_Aim_
Transcribe the records exactly. Pictures do not belong in the transcription.

───── Entries shown ─────

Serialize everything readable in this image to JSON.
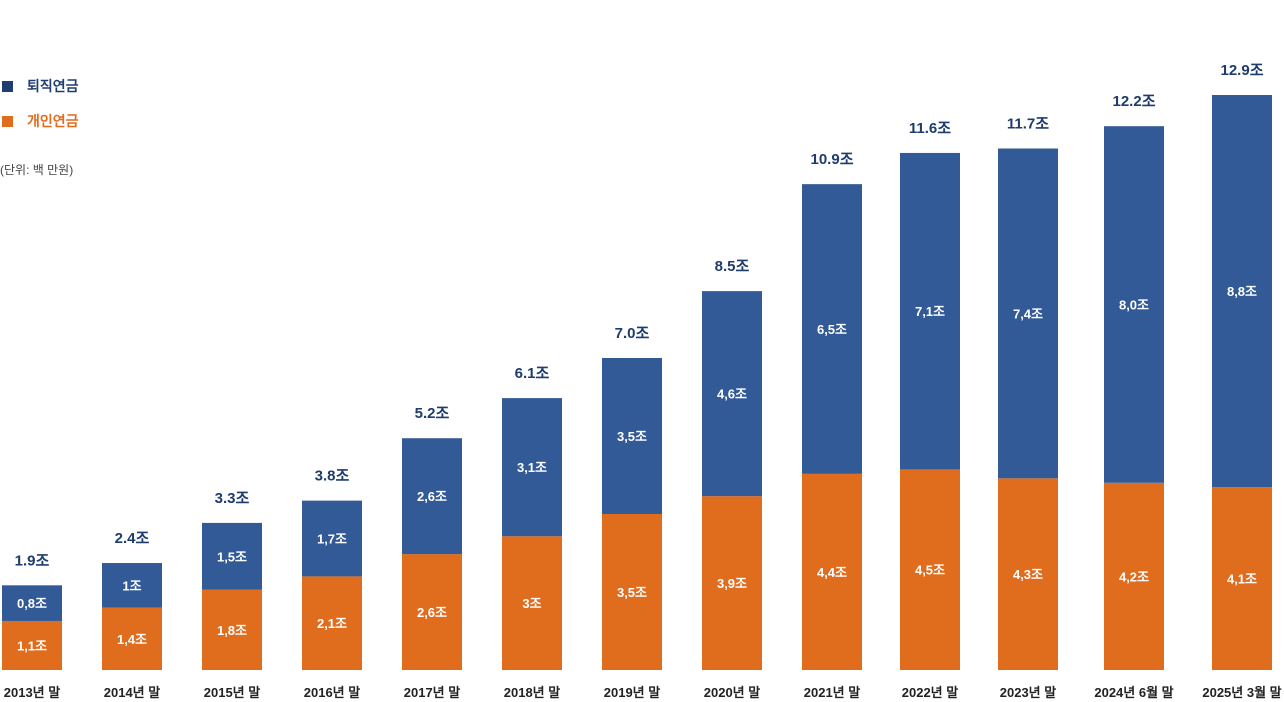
{
  "legend": {
    "retirement": {
      "label": "퇴직연금",
      "color": "#1f3c73"
    },
    "personal": {
      "label": "개인연금",
      "color": "#e06c1e"
    }
  },
  "unit_note": "(단위: 백 만원)",
  "chart_data": {
    "type": "bar",
    "stacked": true,
    "title": "",
    "xlabel": "",
    "ylabel": "",
    "unit_note": "(단위: 백 만원)",
    "legend_position": "top-left",
    "grid": false,
    "categories": [
      "2013년 말",
      "2014년 말",
      "2015년 말",
      "2016년 말",
      "2017년 말",
      "2018년 말",
      "2019년 말",
      "2020년 말",
      "2021년 말",
      "2022년 말",
      "2023년 말",
      "2024년 6월 말",
      "2025년 3월 말"
    ],
    "series": [
      {
        "name": "개인연금",
        "color": "#e06c1e",
        "values": [
          1.1,
          1.4,
          1.8,
          2.1,
          2.6,
          3,
          3.5,
          3.9,
          4.4,
          4.5,
          4.3,
          4.2,
          4.1
        ],
        "labels": [
          "1,1조",
          "1,4조",
          "1,8조",
          "2,1조",
          "2,6조",
          "3조",
          "3,5조",
          "3,9조",
          "4,4조",
          "4,5조",
          "4,3조",
          "4,2조",
          "4,1조"
        ]
      },
      {
        "name": "퇴직연금",
        "color": "#325a96",
        "values": [
          0.8,
          1,
          1.5,
          1.7,
          2.6,
          3.1,
          3.5,
          4.6,
          6.5,
          7.1,
          7.4,
          8.0,
          8.8
        ],
        "labels": [
          "0,8조",
          "1조",
          "1,5조",
          "1,7조",
          "2,6조",
          "3,1조",
          "3,5조",
          "4,6조",
          "6,5조",
          "7,1조",
          "7,4조",
          "8,0조",
          "8,8조"
        ]
      }
    ],
    "totals": [
      1.9,
      2.4,
      3.3,
      3.8,
      5.2,
      6.1,
      7.0,
      8.5,
      10.9,
      11.6,
      11.7,
      12.2,
      12.9
    ],
    "total_labels": [
      "1.9조",
      "2.4조",
      "3.3조",
      "3.8조",
      "5.2조",
      "6.1조",
      "7.0조",
      "8.5조",
      "10.9조",
      "11.6조",
      "11.7조",
      "12.2조",
      "12.9조"
    ],
    "ylim": [
      0,
      12.9
    ]
  }
}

─────

_Solved exercise_
Serialize everything readable in this image to JSON.
{
  "legend": {
    "retirement": {
      "label": "퇴직연금",
      "color": "#1f3c73"
    },
    "personal": {
      "label": "개인연금",
      "color": "#e06c1e"
    }
  },
  "unit_note": "(단위: 백 만원)",
  "chart_data": {
    "type": "bar",
    "stacked": true,
    "title": "",
    "xlabel": "",
    "ylabel": "",
    "unit_note": "(단위: 백 만원)",
    "legend_position": "top-left",
    "grid": false,
    "categories": [
      "2013년 말",
      "2014년 말",
      "2015년 말",
      "2016년 말",
      "2017년 말",
      "2018년 말",
      "2019년 말",
      "2020년 말",
      "2021년 말",
      "2022년 말",
      "2023년 말",
      "2024년 6월 말",
      "2025년 3월 말"
    ],
    "series": [
      {
        "name": "개인연금",
        "color": "#e06c1e",
        "values": [
          1.1,
          1.4,
          1.8,
          2.1,
          2.6,
          3,
          3.5,
          3.9,
          4.4,
          4.5,
          4.3,
          4.2,
          4.1
        ],
        "labels": [
          "1,1조",
          "1,4조",
          "1,8조",
          "2,1조",
          "2,6조",
          "3조",
          "3,5조",
          "3,9조",
          "4,4조",
          "4,5조",
          "4,3조",
          "4,2조",
          "4,1조"
        ]
      },
      {
        "name": "퇴직연금",
        "color": "#325a96",
        "values": [
          0.8,
          1,
          1.5,
          1.7,
          2.6,
          3.1,
          3.5,
          4.6,
          6.5,
          7.1,
          7.4,
          8.0,
          8.8
        ],
        "labels": [
          "0,8조",
          "1조",
          "1,5조",
          "1,7조",
          "2,6조",
          "3,1조",
          "3,5조",
          "4,6조",
          "6,5조",
          "7,1조",
          "7,4조",
          "8,0조",
          "8,8조"
        ]
      }
    ],
    "totals": [
      1.9,
      2.4,
      3.3,
      3.8,
      5.2,
      6.1,
      7.0,
      8.5,
      10.9,
      11.6,
      11.7,
      12.2,
      12.9
    ],
    "total_labels": [
      "1.9조",
      "2.4조",
      "3.3조",
      "3.8조",
      "5.2조",
      "6.1조",
      "7.0조",
      "8.5조",
      "10.9조",
      "11.6조",
      "11.7조",
      "12.2조",
      "12.9조"
    ],
    "ylim": [
      0,
      12.9
    ]
  }
}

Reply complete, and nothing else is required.